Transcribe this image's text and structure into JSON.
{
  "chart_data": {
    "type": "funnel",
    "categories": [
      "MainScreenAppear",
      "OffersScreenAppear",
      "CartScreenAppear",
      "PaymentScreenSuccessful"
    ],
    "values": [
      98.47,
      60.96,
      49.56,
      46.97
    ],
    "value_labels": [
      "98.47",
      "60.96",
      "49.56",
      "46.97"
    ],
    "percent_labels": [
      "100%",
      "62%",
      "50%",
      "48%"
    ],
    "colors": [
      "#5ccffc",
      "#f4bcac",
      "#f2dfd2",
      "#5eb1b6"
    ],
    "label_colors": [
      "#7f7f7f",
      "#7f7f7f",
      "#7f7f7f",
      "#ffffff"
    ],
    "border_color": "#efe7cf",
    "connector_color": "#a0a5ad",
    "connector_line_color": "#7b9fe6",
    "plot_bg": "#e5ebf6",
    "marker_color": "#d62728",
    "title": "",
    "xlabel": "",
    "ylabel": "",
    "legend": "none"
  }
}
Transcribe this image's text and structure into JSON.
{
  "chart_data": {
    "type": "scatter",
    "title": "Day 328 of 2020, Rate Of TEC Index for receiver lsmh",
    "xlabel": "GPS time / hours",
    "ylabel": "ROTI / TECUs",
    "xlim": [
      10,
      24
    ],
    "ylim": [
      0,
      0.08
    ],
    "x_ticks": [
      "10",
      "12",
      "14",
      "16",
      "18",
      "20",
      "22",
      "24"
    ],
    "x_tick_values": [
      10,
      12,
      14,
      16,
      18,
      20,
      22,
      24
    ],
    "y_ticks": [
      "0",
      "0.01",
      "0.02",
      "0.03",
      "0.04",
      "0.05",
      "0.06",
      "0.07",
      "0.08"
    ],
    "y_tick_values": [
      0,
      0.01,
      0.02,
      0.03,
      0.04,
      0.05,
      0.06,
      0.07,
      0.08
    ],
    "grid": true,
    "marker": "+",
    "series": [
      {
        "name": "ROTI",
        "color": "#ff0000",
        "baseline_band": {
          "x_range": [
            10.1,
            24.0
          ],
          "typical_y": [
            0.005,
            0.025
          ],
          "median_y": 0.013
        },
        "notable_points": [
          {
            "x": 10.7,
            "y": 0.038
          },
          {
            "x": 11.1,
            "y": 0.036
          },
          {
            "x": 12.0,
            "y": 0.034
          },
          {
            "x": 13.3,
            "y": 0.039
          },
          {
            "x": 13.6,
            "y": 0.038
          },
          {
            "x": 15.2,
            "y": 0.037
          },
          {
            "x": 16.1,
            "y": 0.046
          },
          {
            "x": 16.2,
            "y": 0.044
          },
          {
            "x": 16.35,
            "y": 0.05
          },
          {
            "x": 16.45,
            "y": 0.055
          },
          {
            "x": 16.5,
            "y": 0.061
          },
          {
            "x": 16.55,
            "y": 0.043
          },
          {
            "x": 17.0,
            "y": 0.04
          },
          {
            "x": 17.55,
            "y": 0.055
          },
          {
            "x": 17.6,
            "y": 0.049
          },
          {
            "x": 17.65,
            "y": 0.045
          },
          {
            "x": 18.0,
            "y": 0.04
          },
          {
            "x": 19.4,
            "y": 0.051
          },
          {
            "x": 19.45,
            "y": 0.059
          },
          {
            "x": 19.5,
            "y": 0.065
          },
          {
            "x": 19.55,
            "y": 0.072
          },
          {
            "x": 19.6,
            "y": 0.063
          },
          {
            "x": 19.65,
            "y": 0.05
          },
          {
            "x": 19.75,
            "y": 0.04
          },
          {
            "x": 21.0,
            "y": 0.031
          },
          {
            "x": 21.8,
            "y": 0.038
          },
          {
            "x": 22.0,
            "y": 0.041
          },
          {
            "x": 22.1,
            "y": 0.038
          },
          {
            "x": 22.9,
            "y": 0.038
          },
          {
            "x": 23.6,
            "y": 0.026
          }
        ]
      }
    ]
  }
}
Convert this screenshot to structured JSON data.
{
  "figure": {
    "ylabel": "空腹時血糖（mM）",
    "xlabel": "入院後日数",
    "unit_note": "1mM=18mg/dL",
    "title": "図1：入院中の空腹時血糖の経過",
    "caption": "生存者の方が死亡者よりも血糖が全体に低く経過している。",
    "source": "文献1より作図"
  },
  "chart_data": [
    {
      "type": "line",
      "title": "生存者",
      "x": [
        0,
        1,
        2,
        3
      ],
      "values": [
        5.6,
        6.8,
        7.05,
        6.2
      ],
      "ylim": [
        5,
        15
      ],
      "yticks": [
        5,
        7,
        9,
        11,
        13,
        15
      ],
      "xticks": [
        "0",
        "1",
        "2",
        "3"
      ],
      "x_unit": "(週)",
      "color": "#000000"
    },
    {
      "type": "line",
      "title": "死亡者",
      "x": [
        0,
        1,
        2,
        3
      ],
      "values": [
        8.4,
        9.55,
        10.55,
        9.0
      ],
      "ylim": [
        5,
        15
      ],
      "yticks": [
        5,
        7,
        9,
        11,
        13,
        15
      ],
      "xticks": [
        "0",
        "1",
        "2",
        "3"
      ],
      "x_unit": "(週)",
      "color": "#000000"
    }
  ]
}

» WORK TO COMPLETE
Filter for "title". Return all lines that hold it.

» CORRECT OUTPUT
    "title": "",
    "title": "Day 328 of 2020, Rate Of TEC Index for receiver lsmh",
    "title": "図1：入院中の空腹時血糖の経過",
      "title": "生存者",
      "title": "死亡者",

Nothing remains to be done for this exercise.